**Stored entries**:

>>>

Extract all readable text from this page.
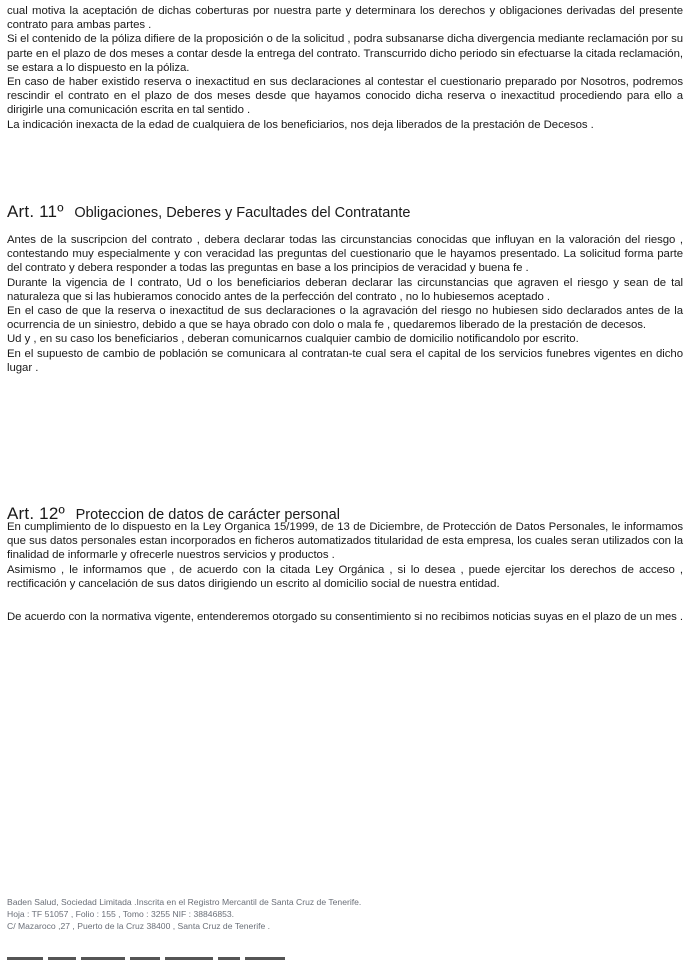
cual motiva la aceptación de dichas coberturas por nuestra parte y determinara los derechos y obligaciones derivadas del presente contrato para ambas partes .

Si el contenido de la póliza difiere de la proposición o de la solicitud , podra subsanarse dicha divergencia mediante reclamación por su parte en el plazo de dos meses a contar desde la entrega del contrato. Transcurrido dicho periodo sin efectuarse la citada reclamación, se estara a lo dispuesto en la póliza.

En caso de haber existido reserva o inexactitud en sus declaraciones al contestar el cuestionario preparado por Nosotros, podremos rescindir el contrato en el plazo de dos meses desde que hayamos conocido dicha reserva o inexactitud procediendo para ello a dirigirle una comunicación escrita en tal sentido .

La indicación inexacta de la edad de cualquiera de los beneficiarios, nos deja liberados de la prestación de Decesos .

Art. 11º Obligaciones, Deberes y Facultades del Contratante

Antes de la suscripcion del contrato , debera declarar todas las circunstancias conocidas que influyan en la valoración del riesgo , contestando muy especialmente y con veracidad las preguntas del cuestionario que le hayamos presentado. La solicitud forma parte del contrato y debera responder a todas las preguntas en base a los principios de veracidad y buena fe .

Durante la vigencia de l contrato, Ud o los beneficiarios deberan declarar las circunstancias que agraven el riesgo y sean de tal naturaleza que si las hubieramos conocido antes de la perfección del contrato , no lo hubiesemos aceptado .

En el caso de que la reserva o inexactitud de sus declaraciones o la agravación del riesgo no hubiesen sido declarados antes de la ocurrencia de un siniestro, debido a que se haya obrado con dolo o mala fe , quedaremos liberado de la prestación de decesos.

Ud y , en su caso los beneficiarios , deberan comunicarnos cualquier cambio de domicilio notificandolo por escrito.

En el supuesto de cambio de población se comunicara al contratan-te cual sera el capital de los servicios funebres vigentes en dicho lugar .

Art. 12º Proteccion de datos de carácter personal

En cumplimiento de lo dispuesto en la Ley Organica 15/1999, de 13 de Diciembre, de Protección de Datos Personales, le informamos que sus datos personales estan incorporados en ficheros automatizados titularidad de esta empresa, los cuales seran utilizados con la finalidad de informarle y ofrecerle nuestros servicios y productos .

Asimismo , le informamos que , de acuerdo con la citada Ley Orgánica , si lo desea , puede ejercitar los derechos de acceso , rectificación y cancelación de sus datos dirigiendo un escrito al domicilio social de nuestra entidad.

De acuerdo con la normativa vigente, entenderemos otorgado su consentimiento si no recibimos noticias suyas en el plazo de un mes .

Baden Salud, Sociedad Limitada .Inscrita en el Registro Mercantil de Santa Cruz de Tenerife.
Hoja : TF 51057 , Folio : 155 , Tomo : 3255 NIF : 38846853.
C/ Mazaroco ,27 , Puerto de la Cruz 38400 , Santa Cruz de Tenerife .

<<<

**DIRECTIONS**: Print the records word for word and exclude any picture they hold.

**TASK SOLUTION**:
Extract all readable text from this page.
cual motiva la aceptación de dichas coberturas por nuestra parte y determinara los derechos y obligaciones derivadas del presente contrato para ambas partes .

Si el contenido de la póliza difiere de la proposición o de la solicitud , podra subsanarse dicha divergencia mediante reclamación por su parte en el plazo de dos meses a contar desde la entrega del contrato. Transcurrido dicho periodo sin efectuarse la citada reclamación, se estara a lo dispuesto en la póliza.

En caso de haber existido reserva o inexactitud en sus declaraciones al contestar el cuestionario preparado por Nosotros, podremos rescindir el contrato en el plazo de dos meses desde que hayamos conocido dicha reserva o inexactitud procediendo para ello a dirigirle una comunicación escrita en tal sentido .

La indicación inexacta de la edad de cualquiera de los beneficiarios, nos deja liberados de la prestación de Decesos .

Art. 11º Obligaciones, Deberes y Facultades del Contratante

Antes de la suscripcion del contrato , debera declarar todas las circunstancias conocidas que influyan en la valoración del riesgo , contestando muy especialmente y con veracidad las preguntas del cuestionario que le hayamos presentado. La solicitud forma parte del contrato y debera responder a todas las preguntas en base a los principios de veracidad y buena fe .

Durante la vigencia de l contrato, Ud o los beneficiarios deberan declarar las circunstancias que agraven el riesgo y sean de tal naturaleza que si las hubieramos conocido antes de la perfección del contrato , no lo hubiesemos aceptado .

En el caso de que la reserva o inexactitud de sus declaraciones o la agravación del riesgo no hubiesen sido declarados antes de la ocurrencia de un siniestro, debido a que se haya obrado con dolo o mala fe , quedaremos liberado de la prestación de decesos.

Ud y , en su caso los beneficiarios , deberan comunicarnos cualquier cambio de domicilio notificandolo por escrito.

En el supuesto de cambio de población se comunicara al contratan-te cual sera el capital de los servicios funebres vigentes en dicho lugar .

Art. 12º Proteccion de datos de carácter personal

En cumplimiento de lo dispuesto en la Ley Organica 15/1999, de 13 de Diciembre, de Protección de Datos Personales, le informamos que sus datos personales estan incorporados en ficheros automatizados titularidad de esta empresa, los cuales seran utilizados con la finalidad de informarle y ofrecerle nuestros servicios y productos .

Asimismo , le informamos que , de acuerdo con la citada Ley Orgánica , si lo desea , puede ejercitar los derechos de acceso , rectificación y cancelación de sus datos dirigiendo un escrito al domicilio social de nuestra entidad.

De acuerdo con la normativa vigente, entenderemos otorgado su consentimiento si no recibimos noticias suyas en el plazo de un mes .

Baden Salud, Sociedad Limitada .Inscrita en el Registro Mercantil de Santa Cruz de Tenerife.
Hoja : TF 51057 , Folio : 155 , Tomo : 3255 NIF : 38846853.
C/ Mazaroco ,27 , Puerto de la Cruz 38400 , Santa Cruz de Tenerife .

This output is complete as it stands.